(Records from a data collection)
- - - - -

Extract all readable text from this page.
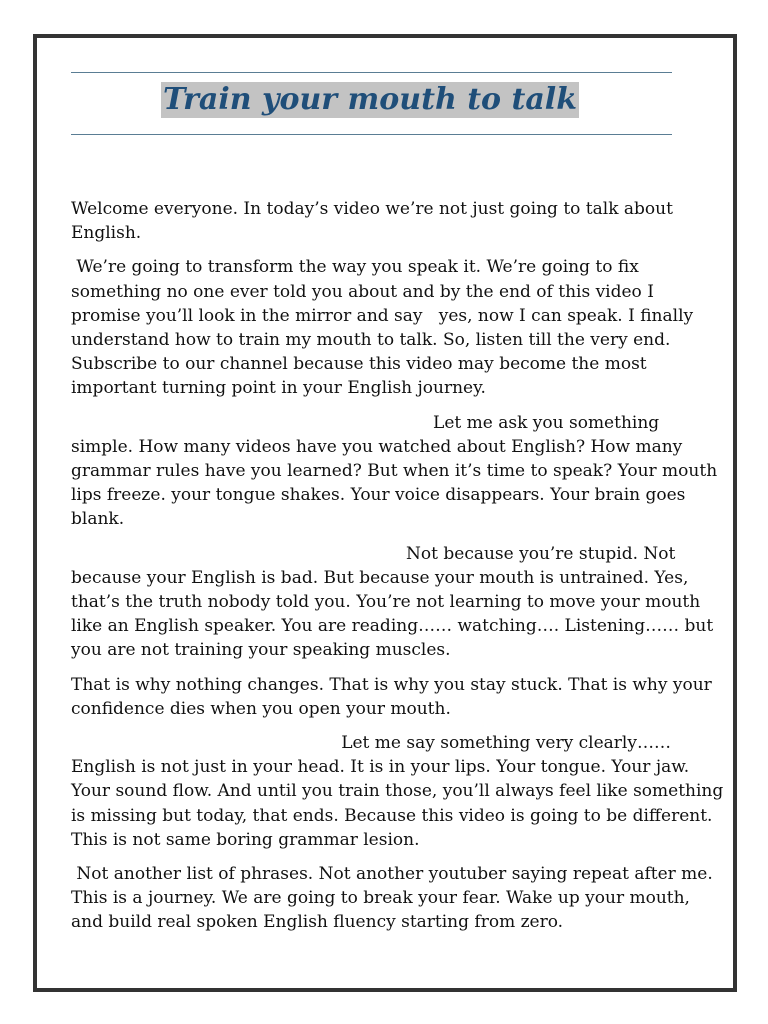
Train your mouth to talk

Welcome everyone. In today’s video we’re not just going to talk about English.

We’re going to transform the way you speak it. We’re going to fix something no one ever told you about and by the end of this video I promise you’ll look in the mirror and say   yes, now I can speak. I finally understand how to train my mouth to talk. So, listen till the very end. Subscribe to our channel because this video may become the most important turning point in your English journey.

Let me ask you something simple. How many videos have you watched about English? How many grammar rules have you learned? But when it’s time to speak? Your mouth lips freeze. your tongue shakes. Your voice disappears. Your brain goes blank.

Not because you’re stupid. Not because your English is bad. But because your mouth is untrained. Yes, that’s the truth nobody told you. You’re not learning to move your mouth like an English speaker. You are reading…… watching…. Listening…… but you are not training your speaking muscles.

That is why nothing changes. That is why you stay stuck. That is why your confidence dies when you open your mouth.

Let me say something very clearly…… English is not just in your head. It is in your lips. Your tongue. Your jaw. Your sound flow. And until you train those, you’ll always feel like something is missing but today, that ends. Because this video is going to be different. This is not same boring grammar lesion.

Not another list of phrases. Not another youtuber saying repeat after me. This is a journey. We are going to break your fear. Wake up your mouth, and build real spoken English fluency starting from zero.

- - - - -

STATED EXERCISE:
From the data above, copy each line that holds "grammar".

OUTPUT FOR THIS EXERCISE:
Let me ask you something simple. How many videos have you watched about English? How many grammar rules have you learned? But when it’s time to speak? Your mouth lips freeze. your tongue shakes. Your voice disappears. Your brain goes blank.
Let me say something very clearly…… English is not just in your head. It is in your lips. Your tongue. Your jaw. Your sound flow. And until you train those, you’ll always feel like something is missing but today, that ends. Because this video is going to be different. This is not same boring grammar lesion.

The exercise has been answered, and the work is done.